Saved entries
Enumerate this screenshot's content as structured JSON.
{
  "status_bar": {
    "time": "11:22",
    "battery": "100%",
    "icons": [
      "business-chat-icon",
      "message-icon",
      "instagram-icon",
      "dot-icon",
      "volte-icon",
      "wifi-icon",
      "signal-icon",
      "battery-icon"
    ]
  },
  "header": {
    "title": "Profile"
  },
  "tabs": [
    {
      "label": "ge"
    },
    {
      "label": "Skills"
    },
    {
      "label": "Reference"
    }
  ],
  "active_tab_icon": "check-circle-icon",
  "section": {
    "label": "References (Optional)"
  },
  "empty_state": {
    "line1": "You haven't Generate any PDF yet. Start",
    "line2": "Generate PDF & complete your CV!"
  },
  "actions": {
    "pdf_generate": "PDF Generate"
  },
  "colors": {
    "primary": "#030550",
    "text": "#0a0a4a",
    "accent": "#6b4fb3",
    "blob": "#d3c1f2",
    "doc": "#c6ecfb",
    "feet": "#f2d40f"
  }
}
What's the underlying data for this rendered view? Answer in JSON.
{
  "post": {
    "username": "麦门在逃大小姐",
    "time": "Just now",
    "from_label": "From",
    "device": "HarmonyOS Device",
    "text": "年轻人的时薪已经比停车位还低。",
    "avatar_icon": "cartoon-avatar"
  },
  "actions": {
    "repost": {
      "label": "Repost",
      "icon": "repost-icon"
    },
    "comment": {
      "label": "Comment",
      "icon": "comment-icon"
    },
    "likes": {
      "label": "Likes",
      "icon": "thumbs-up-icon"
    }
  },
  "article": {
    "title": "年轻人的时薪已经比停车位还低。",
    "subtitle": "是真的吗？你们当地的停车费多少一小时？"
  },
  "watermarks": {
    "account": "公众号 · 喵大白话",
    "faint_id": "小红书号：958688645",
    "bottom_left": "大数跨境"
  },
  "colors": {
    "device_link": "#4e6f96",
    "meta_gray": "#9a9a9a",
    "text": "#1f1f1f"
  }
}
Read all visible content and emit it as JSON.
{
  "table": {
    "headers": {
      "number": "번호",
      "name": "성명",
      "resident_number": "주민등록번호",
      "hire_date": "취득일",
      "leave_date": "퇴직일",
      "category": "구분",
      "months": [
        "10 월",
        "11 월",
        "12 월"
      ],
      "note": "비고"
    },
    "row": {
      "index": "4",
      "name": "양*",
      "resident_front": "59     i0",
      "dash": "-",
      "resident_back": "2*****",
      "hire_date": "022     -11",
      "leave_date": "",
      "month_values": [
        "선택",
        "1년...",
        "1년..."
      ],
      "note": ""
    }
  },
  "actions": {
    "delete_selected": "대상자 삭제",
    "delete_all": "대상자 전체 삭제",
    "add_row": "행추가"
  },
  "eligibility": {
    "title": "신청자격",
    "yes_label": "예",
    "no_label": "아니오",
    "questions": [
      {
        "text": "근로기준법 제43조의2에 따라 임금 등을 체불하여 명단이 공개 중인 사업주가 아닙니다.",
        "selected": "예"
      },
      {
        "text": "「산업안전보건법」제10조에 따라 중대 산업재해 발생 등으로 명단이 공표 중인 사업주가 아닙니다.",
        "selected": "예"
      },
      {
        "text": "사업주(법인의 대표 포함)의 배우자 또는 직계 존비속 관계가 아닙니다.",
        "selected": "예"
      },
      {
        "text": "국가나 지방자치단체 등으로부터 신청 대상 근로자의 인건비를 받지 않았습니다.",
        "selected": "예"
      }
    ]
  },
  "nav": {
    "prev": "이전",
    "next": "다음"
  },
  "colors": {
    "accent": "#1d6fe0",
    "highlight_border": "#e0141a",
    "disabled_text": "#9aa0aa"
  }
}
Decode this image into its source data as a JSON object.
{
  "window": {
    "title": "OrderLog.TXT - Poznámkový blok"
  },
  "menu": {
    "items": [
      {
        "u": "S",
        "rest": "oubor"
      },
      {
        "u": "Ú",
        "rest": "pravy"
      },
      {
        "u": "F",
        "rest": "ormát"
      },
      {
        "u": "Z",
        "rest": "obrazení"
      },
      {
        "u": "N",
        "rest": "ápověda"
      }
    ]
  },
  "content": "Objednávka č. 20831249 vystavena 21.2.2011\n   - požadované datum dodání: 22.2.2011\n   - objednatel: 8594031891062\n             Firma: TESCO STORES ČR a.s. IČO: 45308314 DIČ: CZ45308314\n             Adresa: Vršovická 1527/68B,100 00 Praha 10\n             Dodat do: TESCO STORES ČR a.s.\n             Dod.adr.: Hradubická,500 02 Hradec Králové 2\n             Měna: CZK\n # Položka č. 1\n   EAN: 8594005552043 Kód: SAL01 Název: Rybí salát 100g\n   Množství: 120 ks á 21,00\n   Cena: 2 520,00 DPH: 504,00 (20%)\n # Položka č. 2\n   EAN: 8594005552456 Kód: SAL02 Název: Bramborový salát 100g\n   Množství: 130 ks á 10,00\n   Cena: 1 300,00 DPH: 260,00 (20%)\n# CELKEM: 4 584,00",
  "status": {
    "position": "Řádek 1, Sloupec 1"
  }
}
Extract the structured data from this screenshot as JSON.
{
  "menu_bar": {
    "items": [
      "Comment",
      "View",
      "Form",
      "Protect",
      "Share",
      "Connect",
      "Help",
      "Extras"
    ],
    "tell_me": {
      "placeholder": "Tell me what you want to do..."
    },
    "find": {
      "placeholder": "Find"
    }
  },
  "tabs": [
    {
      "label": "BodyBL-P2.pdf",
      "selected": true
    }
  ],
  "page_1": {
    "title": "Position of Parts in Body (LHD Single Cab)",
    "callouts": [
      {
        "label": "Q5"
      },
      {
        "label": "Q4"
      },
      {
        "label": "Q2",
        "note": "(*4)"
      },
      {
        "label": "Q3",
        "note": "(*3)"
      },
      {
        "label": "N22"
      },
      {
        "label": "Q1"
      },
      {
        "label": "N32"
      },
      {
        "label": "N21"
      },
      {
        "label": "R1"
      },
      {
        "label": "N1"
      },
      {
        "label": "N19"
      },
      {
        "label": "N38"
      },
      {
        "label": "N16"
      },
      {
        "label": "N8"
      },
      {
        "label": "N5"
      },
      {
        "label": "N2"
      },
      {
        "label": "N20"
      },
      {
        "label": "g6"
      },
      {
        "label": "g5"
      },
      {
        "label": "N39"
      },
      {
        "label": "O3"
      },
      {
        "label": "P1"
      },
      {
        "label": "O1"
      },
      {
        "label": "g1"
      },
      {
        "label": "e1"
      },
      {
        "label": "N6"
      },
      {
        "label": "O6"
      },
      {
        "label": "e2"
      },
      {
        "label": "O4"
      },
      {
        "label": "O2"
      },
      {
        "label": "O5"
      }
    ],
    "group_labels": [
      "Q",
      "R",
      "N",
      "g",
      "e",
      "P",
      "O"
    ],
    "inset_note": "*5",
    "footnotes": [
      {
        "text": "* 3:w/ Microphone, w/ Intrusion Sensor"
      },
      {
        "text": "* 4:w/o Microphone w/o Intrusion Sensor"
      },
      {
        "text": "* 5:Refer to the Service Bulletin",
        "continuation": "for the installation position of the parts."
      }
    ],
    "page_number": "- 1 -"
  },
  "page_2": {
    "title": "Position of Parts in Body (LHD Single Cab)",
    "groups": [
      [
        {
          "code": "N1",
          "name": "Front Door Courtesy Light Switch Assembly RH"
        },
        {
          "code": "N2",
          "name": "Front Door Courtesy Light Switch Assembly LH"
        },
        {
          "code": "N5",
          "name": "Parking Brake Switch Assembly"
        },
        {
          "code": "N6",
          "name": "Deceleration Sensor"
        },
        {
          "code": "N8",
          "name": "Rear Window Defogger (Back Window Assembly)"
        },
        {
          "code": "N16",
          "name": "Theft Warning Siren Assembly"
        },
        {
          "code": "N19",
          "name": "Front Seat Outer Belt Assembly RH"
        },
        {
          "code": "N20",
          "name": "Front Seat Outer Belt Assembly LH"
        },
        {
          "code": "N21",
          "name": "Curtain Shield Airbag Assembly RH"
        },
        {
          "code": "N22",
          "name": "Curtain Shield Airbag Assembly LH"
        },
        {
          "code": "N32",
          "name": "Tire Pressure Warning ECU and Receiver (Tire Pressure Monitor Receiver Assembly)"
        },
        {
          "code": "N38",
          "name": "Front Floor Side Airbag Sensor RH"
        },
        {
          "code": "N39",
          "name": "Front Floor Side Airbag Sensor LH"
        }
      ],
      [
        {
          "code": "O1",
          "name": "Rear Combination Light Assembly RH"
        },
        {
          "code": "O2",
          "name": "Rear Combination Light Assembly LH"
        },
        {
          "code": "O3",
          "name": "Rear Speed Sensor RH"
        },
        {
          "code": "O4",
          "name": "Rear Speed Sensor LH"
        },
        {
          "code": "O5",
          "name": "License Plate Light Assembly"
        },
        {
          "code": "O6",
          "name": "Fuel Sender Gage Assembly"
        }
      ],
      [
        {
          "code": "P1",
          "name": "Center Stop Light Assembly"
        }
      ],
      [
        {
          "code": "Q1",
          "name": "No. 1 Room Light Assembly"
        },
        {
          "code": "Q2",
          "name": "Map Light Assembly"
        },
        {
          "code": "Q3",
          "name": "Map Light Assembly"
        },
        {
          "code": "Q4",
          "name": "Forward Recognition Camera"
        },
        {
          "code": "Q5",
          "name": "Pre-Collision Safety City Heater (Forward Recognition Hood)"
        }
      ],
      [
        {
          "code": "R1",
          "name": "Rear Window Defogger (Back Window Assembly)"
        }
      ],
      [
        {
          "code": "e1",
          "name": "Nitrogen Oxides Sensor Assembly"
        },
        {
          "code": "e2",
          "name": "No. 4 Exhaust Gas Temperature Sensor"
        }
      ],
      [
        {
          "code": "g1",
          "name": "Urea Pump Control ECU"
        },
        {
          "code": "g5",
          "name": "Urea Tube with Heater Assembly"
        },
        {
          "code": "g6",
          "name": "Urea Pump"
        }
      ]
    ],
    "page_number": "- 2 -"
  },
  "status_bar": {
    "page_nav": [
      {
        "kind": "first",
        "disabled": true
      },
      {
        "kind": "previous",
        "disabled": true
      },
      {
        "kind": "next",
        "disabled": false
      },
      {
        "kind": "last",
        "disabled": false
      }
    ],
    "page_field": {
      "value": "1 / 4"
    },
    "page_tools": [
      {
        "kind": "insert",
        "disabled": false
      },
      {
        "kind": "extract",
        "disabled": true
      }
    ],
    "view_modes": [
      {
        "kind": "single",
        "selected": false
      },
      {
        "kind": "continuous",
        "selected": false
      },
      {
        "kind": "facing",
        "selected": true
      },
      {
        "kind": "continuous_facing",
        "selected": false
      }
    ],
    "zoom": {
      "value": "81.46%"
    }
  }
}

Stated exercise
Gather from the entries above all lines that include the string "Urea".

Reply
          "name": "Urea Pump Control ECU"
          "name": "Urea Tube with Heater Assembly"
          "name": "Urea Pump"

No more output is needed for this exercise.